'''
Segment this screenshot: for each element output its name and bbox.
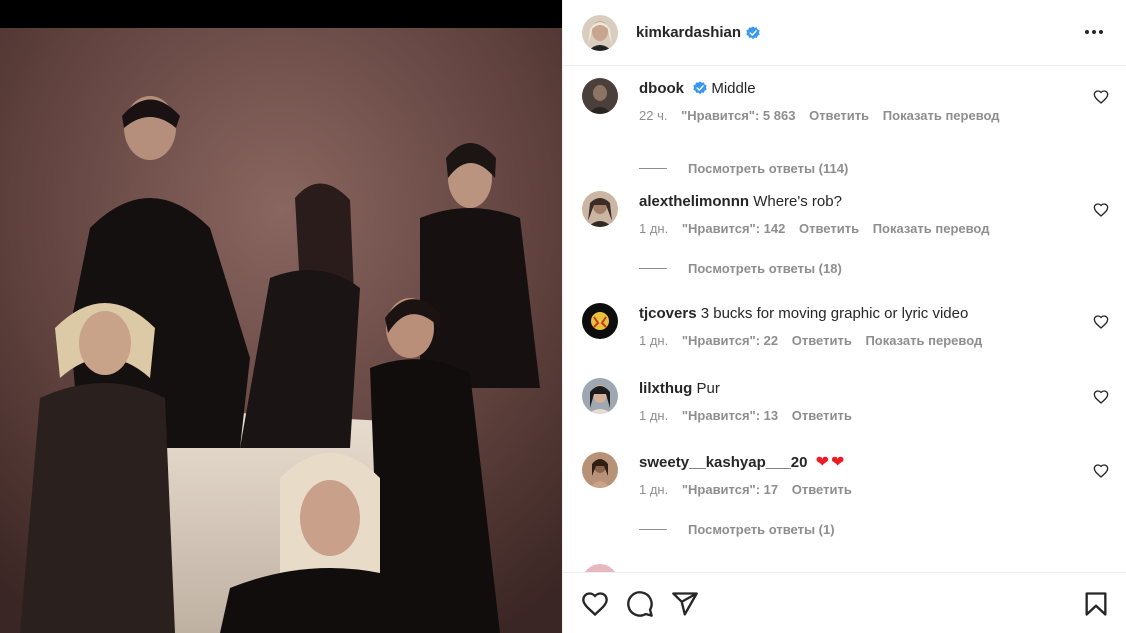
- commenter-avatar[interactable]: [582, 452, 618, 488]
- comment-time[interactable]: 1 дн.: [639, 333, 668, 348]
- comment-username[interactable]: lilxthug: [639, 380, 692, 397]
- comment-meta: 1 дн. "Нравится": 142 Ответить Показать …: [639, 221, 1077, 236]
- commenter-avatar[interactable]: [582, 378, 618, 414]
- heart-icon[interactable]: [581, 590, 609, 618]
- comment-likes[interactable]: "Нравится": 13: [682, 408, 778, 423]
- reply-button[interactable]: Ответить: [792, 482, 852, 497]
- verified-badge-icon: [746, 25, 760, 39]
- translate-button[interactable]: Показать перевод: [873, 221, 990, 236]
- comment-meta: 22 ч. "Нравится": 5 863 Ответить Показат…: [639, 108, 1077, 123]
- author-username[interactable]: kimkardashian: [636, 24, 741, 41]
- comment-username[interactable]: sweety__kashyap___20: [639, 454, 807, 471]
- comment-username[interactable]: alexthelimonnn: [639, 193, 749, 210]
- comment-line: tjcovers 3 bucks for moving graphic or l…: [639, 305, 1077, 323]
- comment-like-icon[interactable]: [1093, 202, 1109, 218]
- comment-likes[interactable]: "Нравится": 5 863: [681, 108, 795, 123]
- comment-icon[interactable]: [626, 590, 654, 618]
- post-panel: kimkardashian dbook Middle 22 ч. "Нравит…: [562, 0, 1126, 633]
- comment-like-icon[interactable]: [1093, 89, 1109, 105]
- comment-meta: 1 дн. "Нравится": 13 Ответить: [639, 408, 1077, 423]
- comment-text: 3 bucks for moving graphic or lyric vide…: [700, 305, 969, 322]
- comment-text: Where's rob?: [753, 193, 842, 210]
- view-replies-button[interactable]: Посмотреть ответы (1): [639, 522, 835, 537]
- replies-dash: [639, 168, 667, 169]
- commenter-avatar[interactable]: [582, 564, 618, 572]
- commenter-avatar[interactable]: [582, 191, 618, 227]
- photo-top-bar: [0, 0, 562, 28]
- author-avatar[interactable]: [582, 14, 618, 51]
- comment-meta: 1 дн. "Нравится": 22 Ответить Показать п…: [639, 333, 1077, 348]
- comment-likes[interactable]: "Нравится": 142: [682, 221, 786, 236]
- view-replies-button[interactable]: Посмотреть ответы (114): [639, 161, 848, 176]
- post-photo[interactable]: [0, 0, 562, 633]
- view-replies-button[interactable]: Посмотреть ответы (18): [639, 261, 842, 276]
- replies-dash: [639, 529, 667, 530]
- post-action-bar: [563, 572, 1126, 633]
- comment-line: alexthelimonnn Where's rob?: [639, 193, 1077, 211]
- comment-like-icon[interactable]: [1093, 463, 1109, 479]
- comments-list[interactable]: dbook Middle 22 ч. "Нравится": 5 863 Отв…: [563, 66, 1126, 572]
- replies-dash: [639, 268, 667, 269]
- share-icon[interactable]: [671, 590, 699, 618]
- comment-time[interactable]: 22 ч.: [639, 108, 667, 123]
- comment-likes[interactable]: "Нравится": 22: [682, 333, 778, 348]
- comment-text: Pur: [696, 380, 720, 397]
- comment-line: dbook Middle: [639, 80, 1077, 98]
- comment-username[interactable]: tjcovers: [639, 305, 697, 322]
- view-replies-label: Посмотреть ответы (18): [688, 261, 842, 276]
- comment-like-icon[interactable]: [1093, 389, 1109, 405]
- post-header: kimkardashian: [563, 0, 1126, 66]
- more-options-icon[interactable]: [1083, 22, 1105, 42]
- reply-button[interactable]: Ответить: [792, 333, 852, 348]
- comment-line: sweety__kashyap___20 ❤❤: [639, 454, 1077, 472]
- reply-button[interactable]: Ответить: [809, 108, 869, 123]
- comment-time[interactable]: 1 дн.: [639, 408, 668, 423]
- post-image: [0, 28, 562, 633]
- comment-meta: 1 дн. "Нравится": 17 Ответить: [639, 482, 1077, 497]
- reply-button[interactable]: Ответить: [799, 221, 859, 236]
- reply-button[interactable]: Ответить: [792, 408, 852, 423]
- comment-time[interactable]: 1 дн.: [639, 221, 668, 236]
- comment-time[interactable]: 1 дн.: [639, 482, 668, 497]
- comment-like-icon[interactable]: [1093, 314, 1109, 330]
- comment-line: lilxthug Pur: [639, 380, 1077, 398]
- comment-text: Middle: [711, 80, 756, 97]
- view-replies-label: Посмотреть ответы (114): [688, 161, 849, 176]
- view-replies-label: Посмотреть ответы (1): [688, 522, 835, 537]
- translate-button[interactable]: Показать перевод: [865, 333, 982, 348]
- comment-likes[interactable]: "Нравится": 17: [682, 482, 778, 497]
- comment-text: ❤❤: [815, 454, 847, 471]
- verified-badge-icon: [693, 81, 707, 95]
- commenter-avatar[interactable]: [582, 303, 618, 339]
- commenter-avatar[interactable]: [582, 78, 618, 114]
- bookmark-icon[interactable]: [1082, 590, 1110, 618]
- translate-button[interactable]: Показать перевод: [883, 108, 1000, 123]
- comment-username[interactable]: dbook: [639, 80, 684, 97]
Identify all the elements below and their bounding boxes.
'''
Extract every line of the records above word for word, and leave the pictures out.

Segment this screenshot: for each element output its name and bbox.
- commenter-avatar[interactable]: [582, 452, 618, 488]
- comment-time[interactable]: 1 дн.: [639, 333, 668, 348]
- comment-username[interactable]: lilxthug: [639, 380, 692, 397]
- comment-meta: 1 дн. "Нравится": 142 Ответить Показать …: [639, 221, 1077, 236]
- commenter-avatar[interactable]: [582, 378, 618, 414]
- heart-icon[interactable]: [581, 590, 609, 618]
- comment-likes[interactable]: "Нравится": 13: [682, 408, 778, 423]
- reply-button[interactable]: Ответить: [792, 482, 852, 497]
- verified-badge-icon: [746, 25, 760, 39]
- translate-button[interactable]: Показать перевод: [873, 221, 990, 236]
- comment-meta: 22 ч. "Нравится": 5 863 Ответить Показат…: [639, 108, 1077, 123]
- author-username[interactable]: kimkardashian: [636, 24, 741, 41]
- comment-username[interactable]: sweety__kashyap___20: [639, 454, 807, 471]
- comment-username[interactable]: alexthelimonnn: [639, 193, 749, 210]
- comment-line: tjcovers 3 bucks for moving graphic or l…: [639, 305, 1077, 323]
- comment-like-icon[interactable]: [1093, 202, 1109, 218]
- comment-likes[interactable]: "Нравится": 5 863: [681, 108, 795, 123]
- comment-icon[interactable]: [626, 590, 654, 618]
- post-panel: kimkardashian dbook Middle 22 ч. "Нравит…: [562, 0, 1126, 633]
- comment-like-icon[interactable]: [1093, 89, 1109, 105]
- comment-meta: 1 дн. "Нравится": 13 Ответить: [639, 408, 1077, 423]
- comment-text: 3 bucks for moving graphic or lyric vide…: [700, 305, 969, 322]
- comment-text: Where's rob?: [753, 193, 842, 210]
- view-replies-button[interactable]: Посмотреть ответы (1): [639, 522, 835, 537]
- replies-dash: [639, 168, 667, 169]
- commenter-avatar[interactable]: [582, 564, 618, 572]
- commenter-avatar[interactable]: [582, 191, 618, 227]
- photo-top-bar: [0, 0, 562, 28]
- author-avatar[interactable]: [582, 14, 618, 51]
- comment-meta: 1 дн. "Нравится": 22 Ответить Показать п…: [639, 333, 1077, 348]
- comment-likes[interactable]: "Нравится": 142: [682, 221, 786, 236]
- view-replies-button[interactable]: Посмотреть ответы (114): [639, 161, 848, 176]
- post-photo[interactable]: [0, 0, 562, 633]
- view-replies-button[interactable]: Посмотреть ответы (18): [639, 261, 842, 276]
- replies-dash: [639, 529, 667, 530]
- post-action-bar: [563, 572, 1126, 633]
- comment-line: alexthelimonnn Where's rob?: [639, 193, 1077, 211]
- comment-like-icon[interactable]: [1093, 463, 1109, 479]
- comments-list[interactable]: dbook Middle 22 ч. "Нравится": 5 863 Отв…: [563, 66, 1126, 572]
- replies-dash: [639, 268, 667, 269]
- share-icon[interactable]: [671, 590, 699, 618]
- comment-time[interactable]: 22 ч.: [639, 108, 667, 123]
- comment-likes[interactable]: "Нравится": 22: [682, 333, 778, 348]
- comment-text: Pur: [696, 380, 720, 397]
- comment-line: dbook Middle: [639, 80, 1077, 98]
- comment-username[interactable]: tjcovers: [639, 305, 697, 322]
- view-replies-label: Посмотреть ответы (18): [688, 261, 842, 276]
- comment-like-icon[interactable]: [1093, 389, 1109, 405]
- post-header: kimkardashian: [563, 0, 1126, 66]
- more-options-icon[interactable]: [1083, 22, 1105, 42]
- reply-button[interactable]: Ответить: [792, 333, 852, 348]
- comment-line: sweety__kashyap___20 ❤❤: [639, 454, 1077, 472]
- reply-button[interactable]: Ответить: [809, 108, 869, 123]
- comment-time[interactable]: 1 дн.: [639, 408, 668, 423]
- post-image: [0, 28, 562, 633]
- comment-meta: 1 дн. "Нравится": 17 Ответить: [639, 482, 1077, 497]
- reply-button[interactable]: Ответить: [799, 221, 859, 236]
- reply-button[interactable]: Ответить: [792, 408, 852, 423]
- comment-time[interactable]: 1 дн.: [639, 221, 668, 236]
- comment-time[interactable]: 1 дн.: [639, 482, 668, 497]
- comment-like-icon[interactable]: [1093, 314, 1109, 330]
- comment-line: lilxthug Pur: [639, 380, 1077, 398]
- comment-text: Middle: [711, 80, 756, 97]
- view-replies-label: Посмотреть ответы (114): [688, 161, 849, 176]
- view-replies-label: Посмотреть ответы (1): [688, 522, 835, 537]
- translate-button[interactable]: Показать перевод: [865, 333, 982, 348]
- comment-likes[interactable]: "Нравится": 17: [682, 482, 778, 497]
- comment-text: ❤❤: [815, 454, 847, 471]
- verified-badge-icon: [693, 81, 707, 95]
- commenter-avatar[interactable]: [582, 303, 618, 339]
- commenter-avatar[interactable]: [582, 78, 618, 114]
- bookmark-icon[interactable]: [1082, 590, 1110, 618]
- translate-button[interactable]: Показать перевод: [883, 108, 1000, 123]
- comment-username[interactable]: dbook: [639, 80, 684, 97]
Identify all the elements below and their bounding boxes.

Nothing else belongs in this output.